• [GIVEN TEXT]:
Congress has no role in approving the deal. That authority lies with the Federal Trade Commission, which launched a detailed review in May. European Union regulators also are looking into the purchase.

But Kohl wanted to bring together executives from Google and from the deal's most public opponent, Microsoft, to determine the implications.

"This consolidation has profound consequences for all those who use the Internet and for all those who sell products and services on the Internet," Kohl said.

Microsoft also had been pursuing DoubleClick before Google snapped it up in April, triggering a flurry of deals by competitors. Among them, Yahoo Inc. bought Right Media for $680 million and Microsoft bought AQuantive Inc. for $6 billion.

Those investments show that the online advertising market is competitive and that consumers and public officials have nothing to fear from the DoubleClick deal, said David Drummond, Google's senior vice president of corporate development and chief legal officer.

"The market believes this space has a lot of room for growth," he said Thursday.

As often happens when technology executives try to explain their businesses to Congress, Drummond used an analogy to try to show that Google and DoubleClick were not competitors -- and that therefore combining them posed no antitrust problems.

Google primarily sells targeted text ads on its Web search results and on other sites, he said, and DoubleClick provides technology that places large display ads on websites and tracks who views them.

• [Document structure recognition data]:
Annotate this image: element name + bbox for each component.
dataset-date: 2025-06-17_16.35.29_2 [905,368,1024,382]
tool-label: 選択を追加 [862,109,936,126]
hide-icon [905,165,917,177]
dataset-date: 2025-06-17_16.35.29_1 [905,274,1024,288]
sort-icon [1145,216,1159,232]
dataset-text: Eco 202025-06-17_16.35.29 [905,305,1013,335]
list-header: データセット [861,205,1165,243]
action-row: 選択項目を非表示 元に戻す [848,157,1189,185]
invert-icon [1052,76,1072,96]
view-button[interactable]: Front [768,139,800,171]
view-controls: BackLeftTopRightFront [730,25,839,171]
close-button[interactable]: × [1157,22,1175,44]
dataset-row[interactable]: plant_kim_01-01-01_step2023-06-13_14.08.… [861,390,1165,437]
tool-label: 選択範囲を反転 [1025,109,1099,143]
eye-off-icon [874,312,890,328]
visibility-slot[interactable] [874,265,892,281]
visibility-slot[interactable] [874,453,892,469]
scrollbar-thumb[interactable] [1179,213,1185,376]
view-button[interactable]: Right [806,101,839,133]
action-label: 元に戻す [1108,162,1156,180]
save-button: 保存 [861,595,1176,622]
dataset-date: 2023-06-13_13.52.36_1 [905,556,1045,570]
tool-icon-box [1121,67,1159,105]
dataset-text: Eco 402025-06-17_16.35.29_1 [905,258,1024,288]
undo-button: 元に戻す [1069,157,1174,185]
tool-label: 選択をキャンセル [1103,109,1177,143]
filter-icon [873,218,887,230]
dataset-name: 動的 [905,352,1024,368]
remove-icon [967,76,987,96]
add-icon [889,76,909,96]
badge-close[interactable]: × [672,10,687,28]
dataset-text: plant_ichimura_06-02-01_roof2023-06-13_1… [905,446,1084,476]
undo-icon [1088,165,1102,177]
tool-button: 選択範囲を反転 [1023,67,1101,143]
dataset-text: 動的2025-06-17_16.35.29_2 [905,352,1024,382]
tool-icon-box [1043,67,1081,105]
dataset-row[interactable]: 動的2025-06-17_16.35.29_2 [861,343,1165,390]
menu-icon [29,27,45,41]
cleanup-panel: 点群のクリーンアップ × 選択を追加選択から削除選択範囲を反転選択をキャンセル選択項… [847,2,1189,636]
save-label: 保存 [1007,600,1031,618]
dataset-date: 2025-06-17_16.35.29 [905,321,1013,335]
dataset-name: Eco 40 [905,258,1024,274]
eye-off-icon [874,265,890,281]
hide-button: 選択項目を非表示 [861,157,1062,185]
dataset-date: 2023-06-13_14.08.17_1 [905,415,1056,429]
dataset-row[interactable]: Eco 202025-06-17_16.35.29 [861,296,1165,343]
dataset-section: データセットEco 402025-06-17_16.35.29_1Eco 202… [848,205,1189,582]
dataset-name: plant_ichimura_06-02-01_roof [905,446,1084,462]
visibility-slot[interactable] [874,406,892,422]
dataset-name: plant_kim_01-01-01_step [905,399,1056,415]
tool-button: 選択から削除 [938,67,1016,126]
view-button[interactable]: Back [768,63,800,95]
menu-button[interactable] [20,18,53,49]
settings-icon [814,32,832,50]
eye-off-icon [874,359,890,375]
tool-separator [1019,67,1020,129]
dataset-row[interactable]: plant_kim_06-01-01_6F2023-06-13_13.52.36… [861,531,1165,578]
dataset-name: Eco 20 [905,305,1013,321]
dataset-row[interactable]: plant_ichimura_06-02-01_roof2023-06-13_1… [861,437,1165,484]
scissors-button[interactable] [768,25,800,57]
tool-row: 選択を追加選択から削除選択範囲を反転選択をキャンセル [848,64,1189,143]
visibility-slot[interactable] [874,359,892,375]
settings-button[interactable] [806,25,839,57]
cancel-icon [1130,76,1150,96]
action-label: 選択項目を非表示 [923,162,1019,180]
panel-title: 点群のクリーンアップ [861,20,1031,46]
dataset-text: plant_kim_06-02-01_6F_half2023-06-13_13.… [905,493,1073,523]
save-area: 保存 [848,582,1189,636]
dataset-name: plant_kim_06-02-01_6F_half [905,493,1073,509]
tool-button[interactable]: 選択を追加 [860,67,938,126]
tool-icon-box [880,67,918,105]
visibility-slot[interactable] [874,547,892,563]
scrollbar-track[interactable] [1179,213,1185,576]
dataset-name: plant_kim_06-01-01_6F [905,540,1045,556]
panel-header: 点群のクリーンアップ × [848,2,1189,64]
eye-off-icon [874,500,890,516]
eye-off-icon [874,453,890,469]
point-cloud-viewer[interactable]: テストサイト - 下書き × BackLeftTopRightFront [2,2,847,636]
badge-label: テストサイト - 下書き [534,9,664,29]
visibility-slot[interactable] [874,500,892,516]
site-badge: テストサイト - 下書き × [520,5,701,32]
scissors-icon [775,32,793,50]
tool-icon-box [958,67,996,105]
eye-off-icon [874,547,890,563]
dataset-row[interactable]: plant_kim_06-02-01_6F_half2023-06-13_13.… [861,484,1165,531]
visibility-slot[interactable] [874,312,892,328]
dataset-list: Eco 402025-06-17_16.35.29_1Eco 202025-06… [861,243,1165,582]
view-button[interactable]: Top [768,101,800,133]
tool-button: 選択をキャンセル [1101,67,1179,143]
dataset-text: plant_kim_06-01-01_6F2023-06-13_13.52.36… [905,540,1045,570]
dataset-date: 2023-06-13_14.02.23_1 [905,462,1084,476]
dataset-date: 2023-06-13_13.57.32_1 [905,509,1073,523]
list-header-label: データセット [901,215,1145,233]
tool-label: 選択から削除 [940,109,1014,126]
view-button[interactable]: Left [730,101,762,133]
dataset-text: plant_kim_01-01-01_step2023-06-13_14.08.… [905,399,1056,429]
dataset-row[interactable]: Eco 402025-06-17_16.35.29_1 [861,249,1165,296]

• [WHAT TO DO]:
• 1. Rewrite the paragraph in the news text on the DoubleClick deal that begins "Microsoft also had been pursuing DoubleClick" as a short bulleted list, keeping its main facts.
• 2. In the news text on the DoubleClick deal, which agency has the authority to approve the deal?
• 3. According to the news text on the DoubleClick deal, why did David Drummond say consumers and public officials have nothing to fear from the deal?
Work only from the news text about the DoubleClick deal, not from the material.

• [TASK-BY-TASK SOLUTIONS]:
• 1.
- Microsoft had also been pursuing DoubleClick before Google bought it in April.
- Google's purchase set off a flurry of deals by competitors.
- Yahoo Inc. bought Right Media for $680 million.
- Microsoft bought AQuantive Inc. for $6 billion.

• 2. The Federal Trade Commission.

• 3. He said competitors' investments, such as Yahoo's purchase of Right Media and Microsoft's purchase of AQuantive, show that the online advertising market is competitive.